##### Available data

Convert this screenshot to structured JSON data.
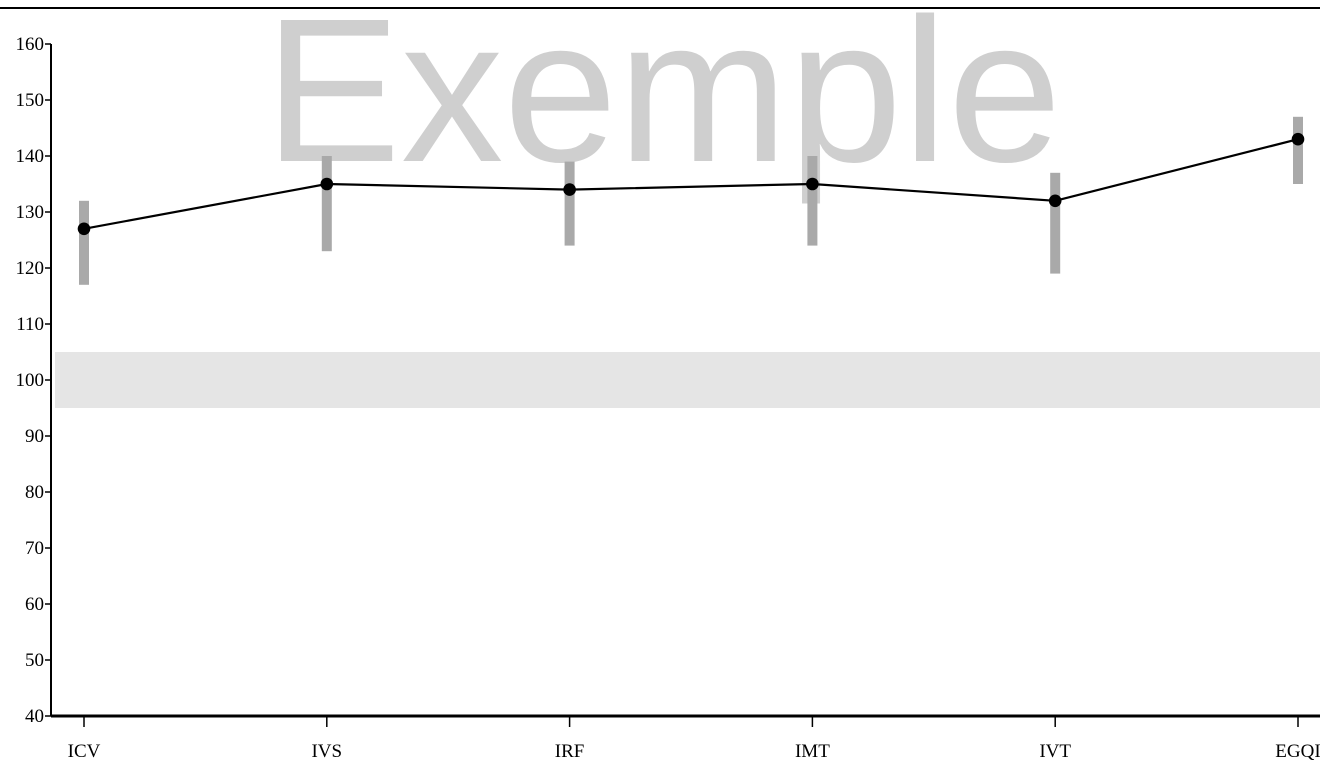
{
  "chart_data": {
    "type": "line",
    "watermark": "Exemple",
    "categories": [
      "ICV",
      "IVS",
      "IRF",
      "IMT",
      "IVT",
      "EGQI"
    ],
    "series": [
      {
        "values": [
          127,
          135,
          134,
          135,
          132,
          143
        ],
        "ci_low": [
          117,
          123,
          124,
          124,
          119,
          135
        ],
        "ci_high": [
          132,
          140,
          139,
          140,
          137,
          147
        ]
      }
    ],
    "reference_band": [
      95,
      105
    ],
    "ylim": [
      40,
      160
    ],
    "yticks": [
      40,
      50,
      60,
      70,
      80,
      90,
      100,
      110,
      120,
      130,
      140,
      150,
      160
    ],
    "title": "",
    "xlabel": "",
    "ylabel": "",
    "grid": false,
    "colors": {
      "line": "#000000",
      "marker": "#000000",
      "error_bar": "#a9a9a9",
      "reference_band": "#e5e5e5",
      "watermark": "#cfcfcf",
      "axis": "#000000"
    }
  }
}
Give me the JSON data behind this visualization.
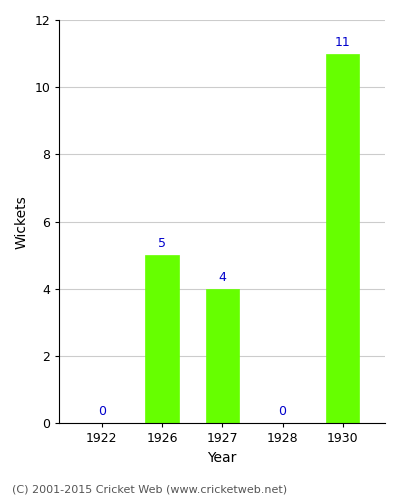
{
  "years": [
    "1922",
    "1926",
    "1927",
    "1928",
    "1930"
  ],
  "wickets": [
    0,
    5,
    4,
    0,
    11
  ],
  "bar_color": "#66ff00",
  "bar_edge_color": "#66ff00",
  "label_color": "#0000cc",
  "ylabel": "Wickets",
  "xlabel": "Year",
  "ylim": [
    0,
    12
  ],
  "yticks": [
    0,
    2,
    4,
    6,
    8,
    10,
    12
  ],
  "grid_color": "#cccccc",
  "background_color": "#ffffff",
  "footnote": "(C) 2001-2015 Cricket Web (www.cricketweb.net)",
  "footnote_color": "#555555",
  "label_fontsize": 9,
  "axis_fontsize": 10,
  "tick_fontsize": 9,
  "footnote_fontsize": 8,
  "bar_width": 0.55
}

##########

# [Task objective]
How many lines of the listing above include the word "JSON"? Reply with the number alone.

# [Solution to this task]
2